◆ Provided records ◆
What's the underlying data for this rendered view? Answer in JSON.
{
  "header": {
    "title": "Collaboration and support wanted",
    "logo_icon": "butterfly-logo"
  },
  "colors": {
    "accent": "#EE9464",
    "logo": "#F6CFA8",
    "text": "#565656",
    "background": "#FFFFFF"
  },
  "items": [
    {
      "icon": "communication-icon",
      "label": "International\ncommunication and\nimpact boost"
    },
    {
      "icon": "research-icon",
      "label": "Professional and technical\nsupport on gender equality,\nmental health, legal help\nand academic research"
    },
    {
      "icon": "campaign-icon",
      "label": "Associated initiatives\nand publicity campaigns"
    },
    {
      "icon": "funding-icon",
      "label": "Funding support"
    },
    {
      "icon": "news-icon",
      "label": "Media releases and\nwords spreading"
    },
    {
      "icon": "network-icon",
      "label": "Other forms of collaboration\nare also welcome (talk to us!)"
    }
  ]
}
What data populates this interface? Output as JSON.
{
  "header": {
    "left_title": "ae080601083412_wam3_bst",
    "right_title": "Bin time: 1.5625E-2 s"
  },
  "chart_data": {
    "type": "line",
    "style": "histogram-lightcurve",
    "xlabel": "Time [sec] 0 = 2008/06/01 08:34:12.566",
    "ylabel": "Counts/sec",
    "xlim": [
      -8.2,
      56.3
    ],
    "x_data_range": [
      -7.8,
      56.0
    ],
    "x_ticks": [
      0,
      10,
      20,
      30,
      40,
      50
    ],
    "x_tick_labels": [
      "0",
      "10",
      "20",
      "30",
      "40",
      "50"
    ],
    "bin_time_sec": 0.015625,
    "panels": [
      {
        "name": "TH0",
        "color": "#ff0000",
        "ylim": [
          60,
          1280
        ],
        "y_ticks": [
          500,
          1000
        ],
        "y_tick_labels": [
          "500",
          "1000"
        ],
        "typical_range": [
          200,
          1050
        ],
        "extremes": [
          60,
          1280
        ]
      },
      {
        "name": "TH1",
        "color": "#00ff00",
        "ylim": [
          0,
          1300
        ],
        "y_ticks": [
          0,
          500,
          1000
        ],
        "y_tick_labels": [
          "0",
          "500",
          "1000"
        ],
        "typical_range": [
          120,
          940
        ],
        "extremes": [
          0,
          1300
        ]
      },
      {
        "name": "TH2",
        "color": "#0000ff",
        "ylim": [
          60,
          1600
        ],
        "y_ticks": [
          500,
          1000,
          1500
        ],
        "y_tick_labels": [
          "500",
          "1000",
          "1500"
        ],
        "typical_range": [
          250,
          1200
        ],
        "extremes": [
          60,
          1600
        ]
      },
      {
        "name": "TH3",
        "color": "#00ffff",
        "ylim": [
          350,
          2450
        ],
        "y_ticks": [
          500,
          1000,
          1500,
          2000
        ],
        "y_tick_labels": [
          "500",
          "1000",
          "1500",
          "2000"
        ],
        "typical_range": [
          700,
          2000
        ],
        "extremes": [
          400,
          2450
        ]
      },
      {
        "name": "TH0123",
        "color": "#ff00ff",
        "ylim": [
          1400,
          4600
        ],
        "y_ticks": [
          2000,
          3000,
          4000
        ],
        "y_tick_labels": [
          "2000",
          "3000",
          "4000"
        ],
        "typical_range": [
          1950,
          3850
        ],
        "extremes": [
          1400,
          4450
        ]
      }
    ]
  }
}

◆ What you have to do ◆
Go through the records and print each one exactly.

◆ Response to this task ◆
What's the underlying data for this rendered view? Answer in JSON.
{
  "header": {
    "title": "Collaboration and support wanted",
    "logo_icon": "butterfly-logo"
  },
  "colors": {
    "accent": "#EE9464",
    "logo": "#F6CFA8",
    "text": "#565656",
    "background": "#FFFFFF"
  },
  "items": [
    {
      "icon": "communication-icon",
      "label": "International\ncommunication and\nimpact boost"
    },
    {
      "icon": "research-icon",
      "label": "Professional and technical\nsupport on gender equality,\nmental health, legal help\nand academic research"
    },
    {
      "icon": "campaign-icon",
      "label": "Associated initiatives\nand publicity campaigns"
    },
    {
      "icon": "funding-icon",
      "label": "Funding support"
    },
    {
      "icon": "news-icon",
      "label": "Media releases and\nwords spreading"
    },
    {
      "icon": "network-icon",
      "label": "Other forms of collaboration\nare also welcome (talk to us!)"
    }
  ]
}
What data populates this interface? Output as JSON.
{
  "header": {
    "left_title": "ae080601083412_wam3_bst",
    "right_title": "Bin time: 1.5625E-2 s"
  },
  "chart_data": {
    "type": "line",
    "style": "histogram-lightcurve",
    "xlabel": "Time [sec] 0 = 2008/06/01 08:34:12.566",
    "ylabel": "Counts/sec",
    "xlim": [
      -8.2,
      56.3
    ],
    "x_data_range": [
      -7.8,
      56.0
    ],
    "x_ticks": [
      0,
      10,
      20,
      30,
      40,
      50
    ],
    "x_tick_labels": [
      "0",
      "10",
      "20",
      "30",
      "40",
      "50"
    ],
    "bin_time_sec": 0.015625,
    "panels": [
      {
        "name": "TH0",
        "color": "#ff0000",
        "ylim": [
          60,
          1280
        ],
        "y_ticks": [
          500,
          1000
        ],
        "y_tick_labels": [
          "500",
          "1000"
        ],
        "typical_range": [
          200,
          1050
        ],
        "extremes": [
          60,
          1280
        ]
      },
      {
        "name": "TH1",
        "color": "#00ff00",
        "ylim": [
          0,
          1300
        ],
        "y_ticks": [
          0,
          500,
          1000
        ],
        "y_tick_labels": [
          "0",
          "500",
          "1000"
        ],
        "typical_range": [
          120,
          940
        ],
        "extremes": [
          0,
          1300
        ]
      },
      {
        "name": "TH2",
        "color": "#0000ff",
        "ylim": [
          60,
          1600
        ],
        "y_ticks": [
          500,
          1000,
          1500
        ],
        "y_tick_labels": [
          "500",
          "1000",
          "1500"
        ],
        "typical_range": [
          250,
          1200
        ],
        "extremes": [
          60,
          1600
        ]
      },
      {
        "name": "TH3",
        "color": "#00ffff",
        "ylim": [
          350,
          2450
        ],
        "y_ticks": [
          500,
          1000,
          1500,
          2000
        ],
        "y_tick_labels": [
          "500",
          "1000",
          "1500",
          "2000"
        ],
        "typical_range": [
          700,
          2000
        ],
        "extremes": [
          400,
          2450
        ]
      },
      {
        "name": "TH0123",
        "color": "#ff00ff",
        "ylim": [
          1400,
          4600
        ],
        "y_ticks": [
          2000,
          3000,
          4000
        ],
        "y_tick_labels": [
          "2000",
          "3000",
          "4000"
        ],
        "typical_range": [
          1950,
          3850
        ],
        "extremes": [
          1400,
          4450
        ]
      }
    ]
  }
}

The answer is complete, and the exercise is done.